• To do:
Print the range of lines that opens with the line containing "Output a JSON" and closes with the last line of the listing. Include both ends; print nothing more.

** START **

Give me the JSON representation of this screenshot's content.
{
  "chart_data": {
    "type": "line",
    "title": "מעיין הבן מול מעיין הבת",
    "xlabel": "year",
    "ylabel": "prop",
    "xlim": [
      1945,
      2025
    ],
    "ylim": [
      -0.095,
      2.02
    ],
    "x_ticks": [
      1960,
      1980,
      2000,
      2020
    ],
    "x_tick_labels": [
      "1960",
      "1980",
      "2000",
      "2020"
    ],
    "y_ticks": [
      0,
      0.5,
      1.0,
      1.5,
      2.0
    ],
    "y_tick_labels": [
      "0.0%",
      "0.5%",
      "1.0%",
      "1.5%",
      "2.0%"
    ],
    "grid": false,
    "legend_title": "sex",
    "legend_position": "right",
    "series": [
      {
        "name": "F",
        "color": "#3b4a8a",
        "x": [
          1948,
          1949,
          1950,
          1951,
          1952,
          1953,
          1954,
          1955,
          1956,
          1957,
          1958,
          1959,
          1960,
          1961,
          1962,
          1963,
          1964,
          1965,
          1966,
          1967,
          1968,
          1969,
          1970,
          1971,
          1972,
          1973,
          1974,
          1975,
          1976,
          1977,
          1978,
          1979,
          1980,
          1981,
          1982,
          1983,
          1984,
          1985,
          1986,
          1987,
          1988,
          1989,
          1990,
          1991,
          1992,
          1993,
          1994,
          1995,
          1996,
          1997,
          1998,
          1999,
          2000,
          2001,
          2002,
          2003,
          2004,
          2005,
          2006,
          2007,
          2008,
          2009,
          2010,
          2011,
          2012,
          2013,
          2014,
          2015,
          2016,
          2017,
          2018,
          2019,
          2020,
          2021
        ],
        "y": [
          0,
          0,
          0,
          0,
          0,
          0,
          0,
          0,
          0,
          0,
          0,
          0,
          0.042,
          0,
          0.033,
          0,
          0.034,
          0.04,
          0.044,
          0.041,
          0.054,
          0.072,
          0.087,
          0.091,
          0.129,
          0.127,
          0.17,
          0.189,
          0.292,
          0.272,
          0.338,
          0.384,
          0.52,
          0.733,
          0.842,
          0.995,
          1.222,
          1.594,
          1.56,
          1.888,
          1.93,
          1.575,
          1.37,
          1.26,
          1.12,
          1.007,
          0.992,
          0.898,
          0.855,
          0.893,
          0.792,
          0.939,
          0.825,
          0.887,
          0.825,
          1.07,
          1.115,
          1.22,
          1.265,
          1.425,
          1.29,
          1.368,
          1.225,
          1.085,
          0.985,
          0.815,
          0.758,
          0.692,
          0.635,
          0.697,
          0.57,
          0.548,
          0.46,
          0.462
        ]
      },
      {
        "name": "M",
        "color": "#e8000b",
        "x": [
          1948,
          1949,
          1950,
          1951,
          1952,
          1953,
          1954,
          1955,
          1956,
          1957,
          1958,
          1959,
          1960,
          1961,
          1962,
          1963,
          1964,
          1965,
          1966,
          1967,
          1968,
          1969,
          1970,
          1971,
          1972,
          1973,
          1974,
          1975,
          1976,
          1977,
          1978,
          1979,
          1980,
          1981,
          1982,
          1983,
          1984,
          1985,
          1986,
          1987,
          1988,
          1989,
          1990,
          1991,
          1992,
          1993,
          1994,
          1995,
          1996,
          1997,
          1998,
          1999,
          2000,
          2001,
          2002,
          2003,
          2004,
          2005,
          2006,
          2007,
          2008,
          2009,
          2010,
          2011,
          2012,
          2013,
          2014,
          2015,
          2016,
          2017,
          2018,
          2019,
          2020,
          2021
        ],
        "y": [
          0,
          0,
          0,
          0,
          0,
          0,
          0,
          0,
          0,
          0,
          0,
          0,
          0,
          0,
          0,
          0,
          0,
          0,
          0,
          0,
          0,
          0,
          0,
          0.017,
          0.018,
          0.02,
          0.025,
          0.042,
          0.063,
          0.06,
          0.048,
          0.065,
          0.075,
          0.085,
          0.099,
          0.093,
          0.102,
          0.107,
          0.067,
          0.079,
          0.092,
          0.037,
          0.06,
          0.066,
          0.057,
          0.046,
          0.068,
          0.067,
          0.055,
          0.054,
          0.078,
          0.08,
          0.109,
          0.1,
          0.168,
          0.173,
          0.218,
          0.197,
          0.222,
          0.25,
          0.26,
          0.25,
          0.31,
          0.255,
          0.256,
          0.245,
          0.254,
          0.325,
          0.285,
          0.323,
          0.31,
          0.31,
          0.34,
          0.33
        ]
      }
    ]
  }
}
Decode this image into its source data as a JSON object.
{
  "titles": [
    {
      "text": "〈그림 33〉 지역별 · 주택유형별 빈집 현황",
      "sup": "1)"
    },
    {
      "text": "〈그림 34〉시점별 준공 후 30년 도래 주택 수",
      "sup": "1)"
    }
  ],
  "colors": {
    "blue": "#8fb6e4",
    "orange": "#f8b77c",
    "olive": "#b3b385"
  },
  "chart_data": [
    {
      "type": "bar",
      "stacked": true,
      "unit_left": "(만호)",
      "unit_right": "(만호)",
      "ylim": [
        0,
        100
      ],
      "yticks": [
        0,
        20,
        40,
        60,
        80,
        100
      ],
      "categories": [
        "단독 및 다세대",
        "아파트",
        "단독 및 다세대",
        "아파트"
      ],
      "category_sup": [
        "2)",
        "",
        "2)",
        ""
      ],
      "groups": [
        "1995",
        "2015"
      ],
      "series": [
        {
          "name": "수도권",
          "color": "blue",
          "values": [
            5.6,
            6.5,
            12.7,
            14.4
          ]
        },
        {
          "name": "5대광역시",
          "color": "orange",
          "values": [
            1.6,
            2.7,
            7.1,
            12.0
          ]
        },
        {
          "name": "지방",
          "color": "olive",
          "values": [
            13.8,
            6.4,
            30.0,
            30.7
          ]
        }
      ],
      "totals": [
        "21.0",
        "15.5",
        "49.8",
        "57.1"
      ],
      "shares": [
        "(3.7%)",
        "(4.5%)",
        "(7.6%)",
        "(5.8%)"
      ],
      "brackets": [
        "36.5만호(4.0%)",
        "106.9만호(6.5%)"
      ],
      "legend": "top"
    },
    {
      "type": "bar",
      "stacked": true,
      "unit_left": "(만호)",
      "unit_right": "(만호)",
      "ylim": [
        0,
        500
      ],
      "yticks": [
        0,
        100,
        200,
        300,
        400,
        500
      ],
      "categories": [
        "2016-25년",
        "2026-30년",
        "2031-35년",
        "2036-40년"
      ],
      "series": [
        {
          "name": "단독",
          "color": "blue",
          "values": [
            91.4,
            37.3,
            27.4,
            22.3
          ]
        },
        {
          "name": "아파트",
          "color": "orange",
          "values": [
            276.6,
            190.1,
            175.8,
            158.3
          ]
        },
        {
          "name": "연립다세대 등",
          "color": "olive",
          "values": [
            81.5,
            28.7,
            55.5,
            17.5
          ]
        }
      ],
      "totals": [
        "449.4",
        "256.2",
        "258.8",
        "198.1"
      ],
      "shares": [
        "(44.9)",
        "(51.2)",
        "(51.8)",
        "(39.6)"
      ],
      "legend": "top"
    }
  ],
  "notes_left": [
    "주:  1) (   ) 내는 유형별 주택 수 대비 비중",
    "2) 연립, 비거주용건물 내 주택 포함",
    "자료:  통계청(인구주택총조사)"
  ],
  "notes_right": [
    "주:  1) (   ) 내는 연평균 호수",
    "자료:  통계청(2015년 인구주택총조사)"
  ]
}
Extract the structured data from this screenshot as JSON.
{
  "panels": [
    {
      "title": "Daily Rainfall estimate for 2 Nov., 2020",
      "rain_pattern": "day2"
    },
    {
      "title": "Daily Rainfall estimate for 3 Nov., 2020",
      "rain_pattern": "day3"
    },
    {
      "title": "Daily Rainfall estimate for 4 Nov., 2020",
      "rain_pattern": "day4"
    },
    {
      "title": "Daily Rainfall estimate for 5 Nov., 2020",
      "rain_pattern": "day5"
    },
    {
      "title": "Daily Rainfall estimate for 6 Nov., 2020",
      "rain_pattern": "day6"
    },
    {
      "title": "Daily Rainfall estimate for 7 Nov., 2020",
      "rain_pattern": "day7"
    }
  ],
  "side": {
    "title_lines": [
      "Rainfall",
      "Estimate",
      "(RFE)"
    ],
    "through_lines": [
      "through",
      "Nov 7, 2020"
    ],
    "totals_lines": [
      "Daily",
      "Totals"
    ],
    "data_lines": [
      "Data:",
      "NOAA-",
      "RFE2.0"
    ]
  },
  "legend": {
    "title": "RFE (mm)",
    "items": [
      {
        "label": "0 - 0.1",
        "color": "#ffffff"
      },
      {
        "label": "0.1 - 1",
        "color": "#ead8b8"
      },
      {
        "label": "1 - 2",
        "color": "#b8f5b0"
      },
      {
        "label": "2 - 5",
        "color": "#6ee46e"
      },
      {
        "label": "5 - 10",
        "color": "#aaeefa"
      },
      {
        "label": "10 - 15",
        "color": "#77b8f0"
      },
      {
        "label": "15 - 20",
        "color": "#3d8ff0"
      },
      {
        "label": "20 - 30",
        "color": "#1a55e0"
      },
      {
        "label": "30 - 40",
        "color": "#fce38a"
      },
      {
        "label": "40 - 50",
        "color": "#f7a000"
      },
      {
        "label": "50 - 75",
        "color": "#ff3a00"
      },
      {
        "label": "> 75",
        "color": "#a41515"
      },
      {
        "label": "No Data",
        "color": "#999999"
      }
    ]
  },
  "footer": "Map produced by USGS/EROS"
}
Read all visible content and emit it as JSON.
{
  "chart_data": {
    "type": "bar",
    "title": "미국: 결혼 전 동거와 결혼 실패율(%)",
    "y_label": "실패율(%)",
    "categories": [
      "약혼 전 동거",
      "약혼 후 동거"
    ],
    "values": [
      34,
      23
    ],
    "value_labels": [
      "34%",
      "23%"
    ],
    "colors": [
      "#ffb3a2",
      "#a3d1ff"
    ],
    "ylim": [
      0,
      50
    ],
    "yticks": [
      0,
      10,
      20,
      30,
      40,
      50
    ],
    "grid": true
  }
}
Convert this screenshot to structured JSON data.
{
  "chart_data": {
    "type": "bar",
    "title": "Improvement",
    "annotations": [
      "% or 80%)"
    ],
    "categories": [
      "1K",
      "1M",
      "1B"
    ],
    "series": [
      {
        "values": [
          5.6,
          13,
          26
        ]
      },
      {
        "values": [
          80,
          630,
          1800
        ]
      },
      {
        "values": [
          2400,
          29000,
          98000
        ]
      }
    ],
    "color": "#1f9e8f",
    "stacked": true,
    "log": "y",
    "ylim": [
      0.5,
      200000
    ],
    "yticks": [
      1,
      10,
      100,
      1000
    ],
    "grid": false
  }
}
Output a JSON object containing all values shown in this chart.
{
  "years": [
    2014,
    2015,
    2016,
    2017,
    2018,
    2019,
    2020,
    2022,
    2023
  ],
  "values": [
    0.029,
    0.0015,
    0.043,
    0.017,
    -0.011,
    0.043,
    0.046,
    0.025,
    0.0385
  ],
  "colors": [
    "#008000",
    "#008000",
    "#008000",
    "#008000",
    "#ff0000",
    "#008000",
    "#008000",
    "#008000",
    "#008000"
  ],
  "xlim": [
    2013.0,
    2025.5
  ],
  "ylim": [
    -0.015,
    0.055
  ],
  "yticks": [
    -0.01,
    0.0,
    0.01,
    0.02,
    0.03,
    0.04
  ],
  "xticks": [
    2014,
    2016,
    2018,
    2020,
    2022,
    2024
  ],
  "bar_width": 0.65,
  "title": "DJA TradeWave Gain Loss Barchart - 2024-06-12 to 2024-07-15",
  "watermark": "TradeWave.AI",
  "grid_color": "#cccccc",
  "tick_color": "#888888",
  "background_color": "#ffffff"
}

** END **

• Exercise result:
Output a JSON object containing all values shown in this chart.
{
  "years": [
    2014,
    2015,
    2016,
    2017,
    2018,
    2019,
    2020,
    2022,
    2023
  ],
  "values": [
    0.029,
    0.0015,
    0.043,
    0.017,
    -0.011,
    0.043,
    0.046,
    0.025,
    0.0385
  ],
  "colors": [
    "#008000",
    "#008000",
    "#008000",
    "#008000",
    "#ff0000",
    "#008000",
    "#008000",
    "#008000",
    "#008000"
  ],
  "xlim": [
    2013.0,
    2025.5
  ],
  "ylim": [
    -0.015,
    0.055
  ],
  "yticks": [
    -0.01,
    0.0,
    0.01,
    0.02,
    0.03,
    0.04
  ],
  "xticks": [
    2014,
    2016,
    2018,
    2020,
    2022,
    2024
  ],
  "bar_width": 0.65,
  "title": "DJA TradeWave Gain Loss Barchart - 2024-06-12 to 2024-07-15",
  "watermark": "TradeWave.AI",
  "grid_color": "#cccccc",
  "tick_color": "#888888",
  "background_color": "#ffffff"
}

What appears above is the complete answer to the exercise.